_What the task asks:_ Filter the data below for the string "annotation" and copy each matching line.

(Stored data)
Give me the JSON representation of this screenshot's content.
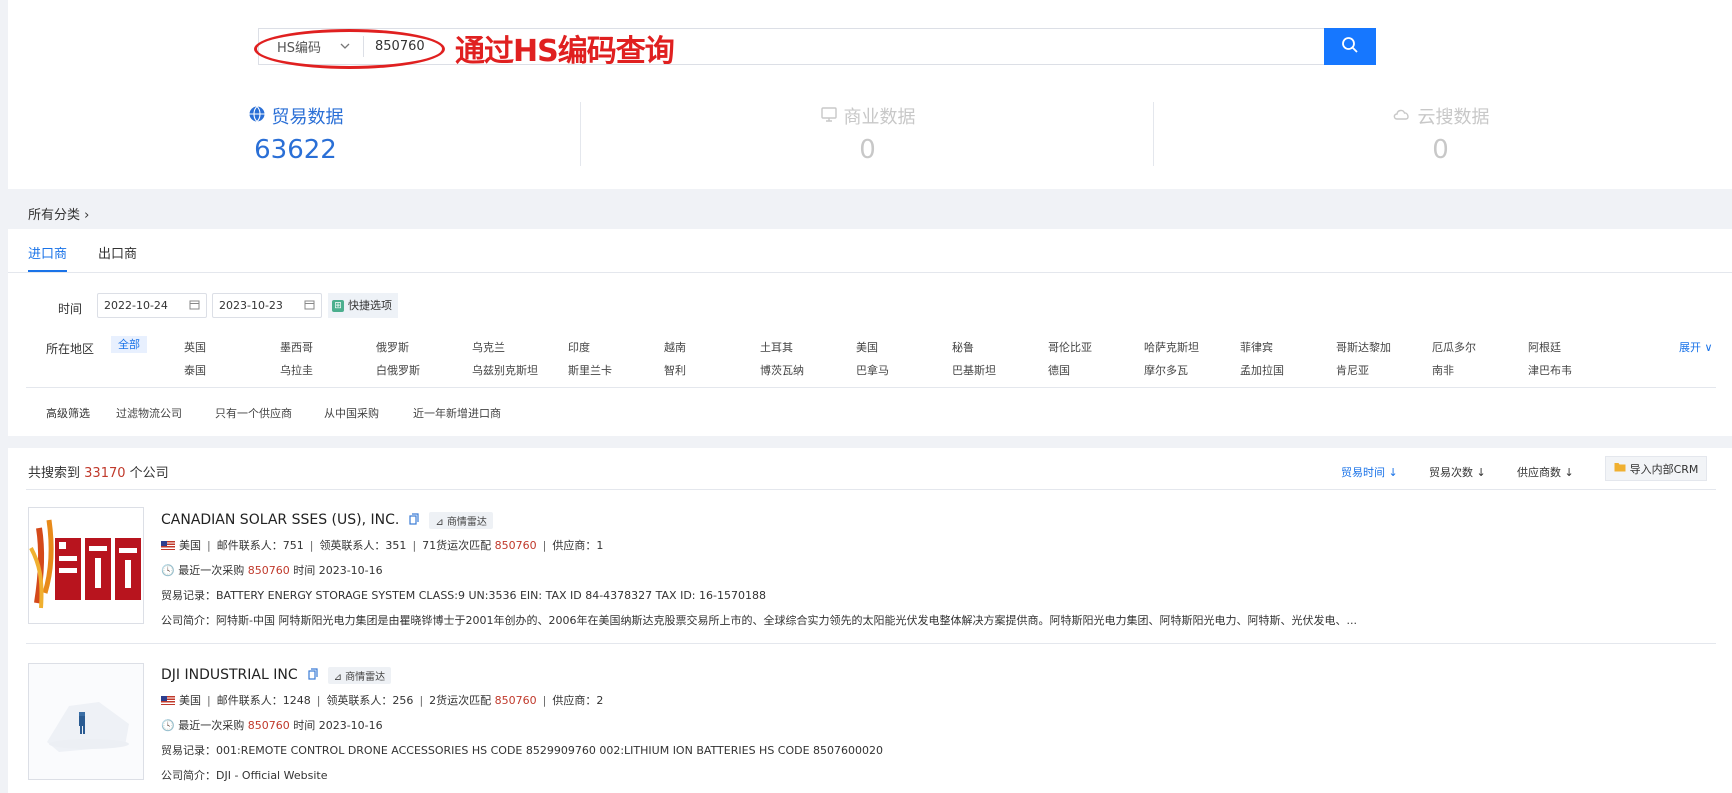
{
  "search": {
    "type_label": "HS编码",
    "value": "850760",
    "annotation": "通过HS编码查询"
  },
  "stats": [
    {
      "label": "贸易数据",
      "value": "63622",
      "icon": "globe-icon"
    },
    {
      "label": "商业数据",
      "value": "0",
      "icon": "monitor-icon"
    },
    {
      "label": "云搜数据",
      "value": "0",
      "icon": "cloud-icon"
    }
  ],
  "breadcrumb": "所有分类 ›",
  "tabs": {
    "import": "进口商",
    "export": "出口商"
  },
  "filters": {
    "time_label": "时间",
    "date_start": "2022-10-24",
    "date_end": "2023-10-23",
    "quick_options": "快捷选项",
    "region_label": "所在地区",
    "region_all": "全部",
    "regions_row1": [
      "英国",
      "墨西哥",
      "俄罗斯",
      "乌克兰",
      "印度",
      "越南",
      "土耳其",
      "美国",
      "秘鲁",
      "哥伦比亚",
      "哈萨克斯坦",
      "菲律宾",
      "哥斯达黎加",
      "厄瓜多尔",
      "阿根廷"
    ],
    "regions_row2": [
      "泰国",
      "乌拉圭",
      "白俄罗斯",
      "乌兹别克斯坦",
      "斯里兰卡",
      "智利",
      "博茨瓦纳",
      "巴拿马",
      "巴基斯坦",
      "德国",
      "摩尔多瓦",
      "孟加拉国",
      "肯尼亚",
      "南非",
      "津巴布韦"
    ],
    "expand": "展开 ∨",
    "advanced_label": "高级筛选",
    "advanced_options": [
      "过滤物流公司",
      "只有一个供应商",
      "从中国采购",
      "近一年新增进口商"
    ]
  },
  "results": {
    "prefix": "共搜索到",
    "count": "33170",
    "suffix": "个公司",
    "sort_trade_time": "贸易时间 ↓",
    "sort_trade_count": "贸易次数 ↓",
    "sort_suppliers": "供应商数 ↓",
    "crm_button": "导入内部CRM",
    "companies": [
      {
        "name": "CANADIAN SOLAR SSES (US), INC.",
        "badge": "商情雷达",
        "country": "美国",
        "email_contacts": "邮件联系人：751",
        "linkedin_contacts": "领英联系人：351",
        "match_prefix": "71货运次匹配",
        "match_code": "850760",
        "suppliers": "供应商：1",
        "recent_prefix": "最近一次采购",
        "recent_code": "850760",
        "recent_suffix": "时间 2023-10-16",
        "trade_record": "贸易记录：BATTERY ENERGY STORAGE SYSTEM CLASS:9 UN:3536 EIN: TAX ID 84-4378327 TAX ID: 16-1570188",
        "intro": "公司简介：阿特斯-中国 阿特斯阳光电力集团是由瞿晓铧博士于2001年创办的、2006年在美国纳斯达克股票交易所上市的、全球综合实力领先的太阳能光伏发电整体解决方案提供商。阿特斯阳光电力集团、阿特斯阳光电力、阿特斯、光伏发电、..."
      },
      {
        "name": "DJI INDUSTRIAL INC",
        "badge": "商情雷达",
        "country": "美国",
        "email_contacts": "邮件联系人：1248",
        "linkedin_contacts": "领英联系人：256",
        "match_prefix": "2货运次匹配",
        "match_code": "850760",
        "suppliers": "供应商：2",
        "recent_prefix": "最近一次采购",
        "recent_code": "850760",
        "recent_suffix": "时间 2023-10-16",
        "trade_record": "贸易记录：001:REMOTE CONTROL DRONE ACCESSORIES HS CODE 8529909760 002:LITHIUM ION BATTERIES HS CODE 8507600020",
        "intro": "公司简介：DJI - Official Website"
      }
    ]
  },
  "colors": {
    "accent": "#1677ff",
    "annotation": "#e02020",
    "highlight": "#c0392b"
  }
}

_Solution to this problem:_
    "annotation": "通过HS编码查询"
    "annotation": "#e02020",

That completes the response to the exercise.